_TO DO_
Within the data below, state how many lines contain the string "name". Provide the number only.

_INFORMATION SUPPLIED_

------

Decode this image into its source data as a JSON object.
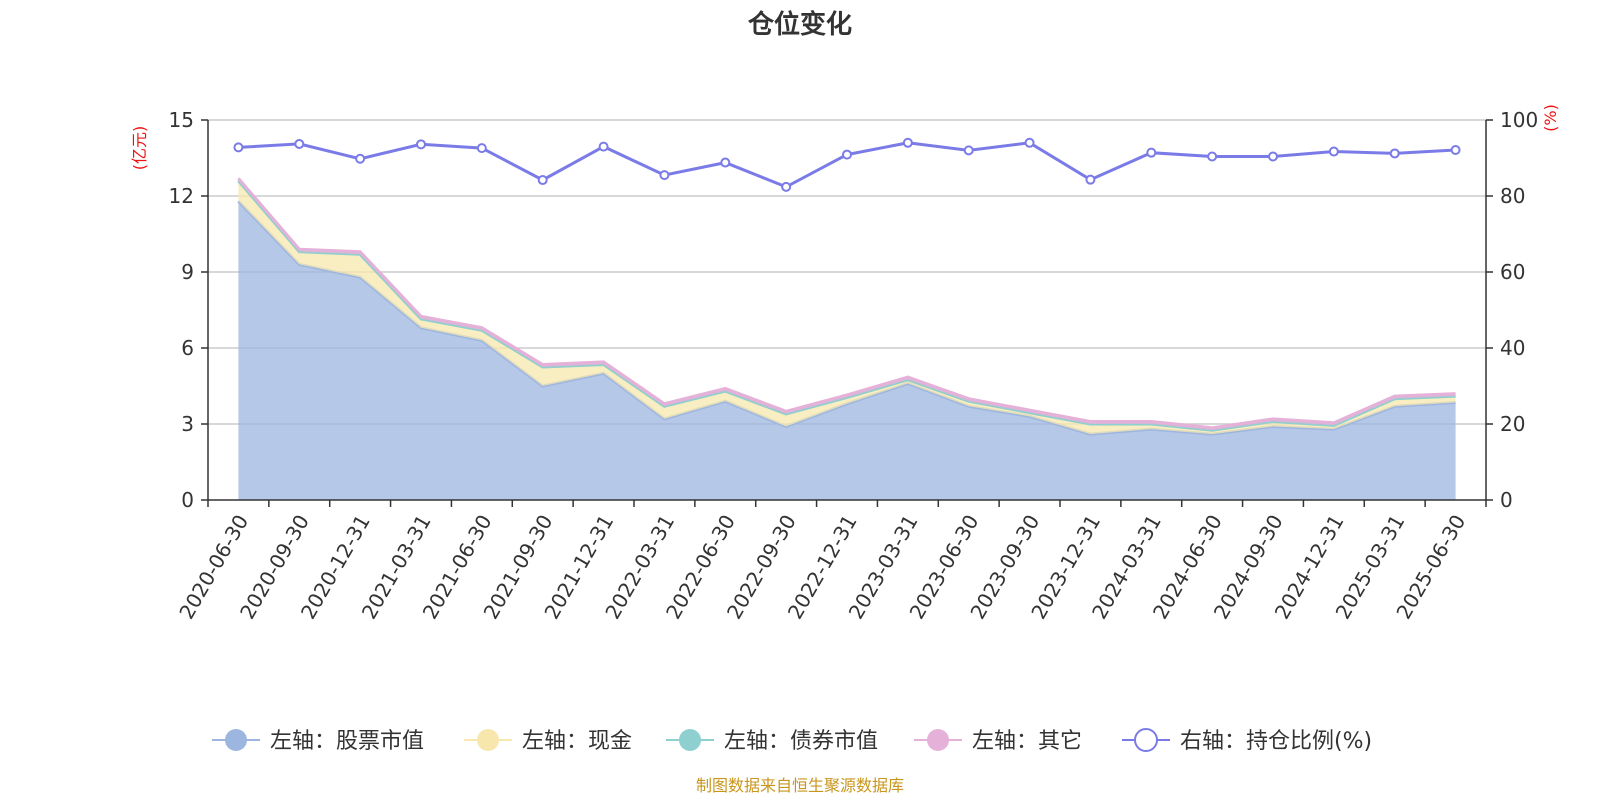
{
  "title": "仓位变化",
  "footer": "制图数据来自恒生聚源数据库",
  "colors": {
    "stock": "#9db6e0",
    "cash": "#f7e7ad",
    "bond": "#8dd0cf",
    "other": "#e5b1d8",
    "ratio": "#7b7be8",
    "unit": "#ee1111"
  },
  "chart_data": {
    "type": "area",
    "title": "仓位变化",
    "stacked": true,
    "categories": [
      "2020-06-30",
      "2020-09-30",
      "2020-12-31",
      "2021-03-31",
      "2021-06-30",
      "2021-09-30",
      "2021-12-31",
      "2022-03-31",
      "2022-06-30",
      "2022-09-30",
      "2022-12-31",
      "2023-03-31",
      "2023-06-30",
      "2023-09-30",
      "2023-12-31",
      "2024-03-31",
      "2024-06-30",
      "2024-09-30",
      "2024-12-31",
      "2025-03-31",
      "2025-06-30"
    ],
    "left_axis": {
      "unit": "(亿元)",
      "ylim": [
        0,
        15
      ],
      "ticks": [
        0,
        3,
        6,
        9,
        12,
        15
      ]
    },
    "right_axis": {
      "unit": "(%)",
      "ylim": [
        0,
        100
      ],
      "ticks": [
        0,
        20,
        40,
        60,
        80,
        100
      ]
    },
    "series": [
      {
        "name": "左轴：股票市值",
        "axis": "left",
        "kind": "area",
        "color": "#9db6e0",
        "values": [
          11.8,
          9.3,
          8.8,
          6.8,
          6.3,
          4.5,
          5.0,
          3.2,
          3.9,
          2.9,
          3.8,
          4.6,
          3.7,
          3.3,
          2.6,
          2.8,
          2.6,
          2.9,
          2.8,
          3.7,
          3.85
        ]
      },
      {
        "name": "左轴：现金",
        "axis": "left",
        "kind": "area",
        "color": "#f7e7ad",
        "values": [
          0.8,
          0.5,
          0.9,
          0.35,
          0.4,
          0.75,
          0.35,
          0.5,
          0.4,
          0.5,
          0.25,
          0.15,
          0.2,
          0.15,
          0.4,
          0.2,
          0.15,
          0.2,
          0.15,
          0.3,
          0.25
        ]
      },
      {
        "name": "左轴：债券市值",
        "axis": "left",
        "kind": "area",
        "color": "#8dd0cf",
        "values": [
          0,
          0,
          0,
          0,
          0,
          0,
          0,
          0,
          0,
          0,
          0,
          0,
          0,
          0,
          0,
          0,
          0,
          0,
          0,
          0,
          0
        ]
      },
      {
        "name": "左轴：其它",
        "axis": "left",
        "kind": "area",
        "color": "#e5b1d8",
        "values": [
          0.1,
          0.1,
          0.1,
          0.1,
          0.1,
          0.1,
          0.1,
          0.1,
          0.1,
          0.1,
          0.1,
          0.1,
          0.1,
          0.1,
          0.1,
          0.1,
          0.1,
          0.1,
          0.1,
          0.1,
          0.1
        ]
      },
      {
        "name": "右轴：持仓比例(%)",
        "axis": "right",
        "kind": "line",
        "color": "#7b7be8",
        "values": [
          92.8,
          93.7,
          89.8,
          93.6,
          92.6,
          84.2,
          93.0,
          85.5,
          88.8,
          82.4,
          90.9,
          94.0,
          92.0,
          94.0,
          84.3,
          91.4,
          90.4,
          90.4,
          91.7,
          91.2,
          92.1
        ]
      }
    ],
    "grid": true,
    "legend": "bottom"
  }
}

------

_ANSWER IN FULL_
5